• **Task to complete**
Which lines run from the one containing "Transcribe this image's" to the end of the entries? Quote them exactly, and nothing else.

• **Data provided**
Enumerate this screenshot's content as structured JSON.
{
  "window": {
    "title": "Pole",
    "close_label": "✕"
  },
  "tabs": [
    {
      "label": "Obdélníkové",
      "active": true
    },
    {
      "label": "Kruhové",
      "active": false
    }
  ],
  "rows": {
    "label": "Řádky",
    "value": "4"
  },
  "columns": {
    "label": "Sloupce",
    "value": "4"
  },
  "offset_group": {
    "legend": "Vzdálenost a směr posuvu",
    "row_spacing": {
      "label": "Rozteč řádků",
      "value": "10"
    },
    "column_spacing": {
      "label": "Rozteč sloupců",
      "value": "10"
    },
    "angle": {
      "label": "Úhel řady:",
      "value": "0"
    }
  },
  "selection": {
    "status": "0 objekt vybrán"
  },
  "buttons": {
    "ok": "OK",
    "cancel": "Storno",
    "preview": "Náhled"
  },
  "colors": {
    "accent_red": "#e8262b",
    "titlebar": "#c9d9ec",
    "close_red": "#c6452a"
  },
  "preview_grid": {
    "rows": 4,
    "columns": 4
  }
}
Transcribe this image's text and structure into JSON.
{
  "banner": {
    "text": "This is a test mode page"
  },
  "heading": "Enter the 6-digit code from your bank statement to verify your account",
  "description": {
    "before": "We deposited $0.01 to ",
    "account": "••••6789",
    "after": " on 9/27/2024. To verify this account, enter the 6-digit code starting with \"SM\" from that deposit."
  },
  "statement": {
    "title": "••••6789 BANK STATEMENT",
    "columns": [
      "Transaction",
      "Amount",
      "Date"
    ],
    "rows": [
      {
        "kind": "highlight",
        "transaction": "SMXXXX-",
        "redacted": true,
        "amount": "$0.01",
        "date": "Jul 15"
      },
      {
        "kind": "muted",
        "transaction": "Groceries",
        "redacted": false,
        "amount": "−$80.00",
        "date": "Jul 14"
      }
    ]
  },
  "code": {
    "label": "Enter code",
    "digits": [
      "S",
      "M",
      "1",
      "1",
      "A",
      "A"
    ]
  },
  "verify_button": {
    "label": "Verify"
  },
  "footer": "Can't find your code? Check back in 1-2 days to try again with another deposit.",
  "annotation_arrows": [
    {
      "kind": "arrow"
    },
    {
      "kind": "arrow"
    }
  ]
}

• **Final answer**
Transcribe this image's text and structure into JSON.
{
  "banner": {
    "text": "This is a test mode page"
  },
  "heading": "Enter the 6-digit code from your bank statement to verify your account",
  "description": {
    "before": "We deposited $0.01 to ",
    "account": "••••6789",
    "after": " on 9/27/2024. To verify this account, enter the 6-digit code starting with \"SM\" from that deposit."
  },
  "statement": {
    "title": "••••6789 BANK STATEMENT",
    "columns": [
      "Transaction",
      "Amount",
      "Date"
    ],
    "rows": [
      {
        "kind": "highlight",
        "transaction": "SMXXXX-",
        "redacted": true,
        "amount": "$0.01",
        "date": "Jul 15"
      },
      {
        "kind": "muted",
        "transaction": "Groceries",
        "redacted": false,
        "amount": "−$80.00",
        "date": "Jul 14"
      }
    ]
  },
  "code": {
    "label": "Enter code",
    "digits": [
      "S",
      "M",
      "1",
      "1",
      "A",
      "A"
    ]
  },
  "verify_button": {
    "label": "Verify"
  },
  "footer": "Can't find your code? Check back in 1-2 days to try again with another deposit.",
  "annotation_arrows": [
    {
      "kind": "arrow"
    },
    {
      "kind": "arrow"
    }
  ]
}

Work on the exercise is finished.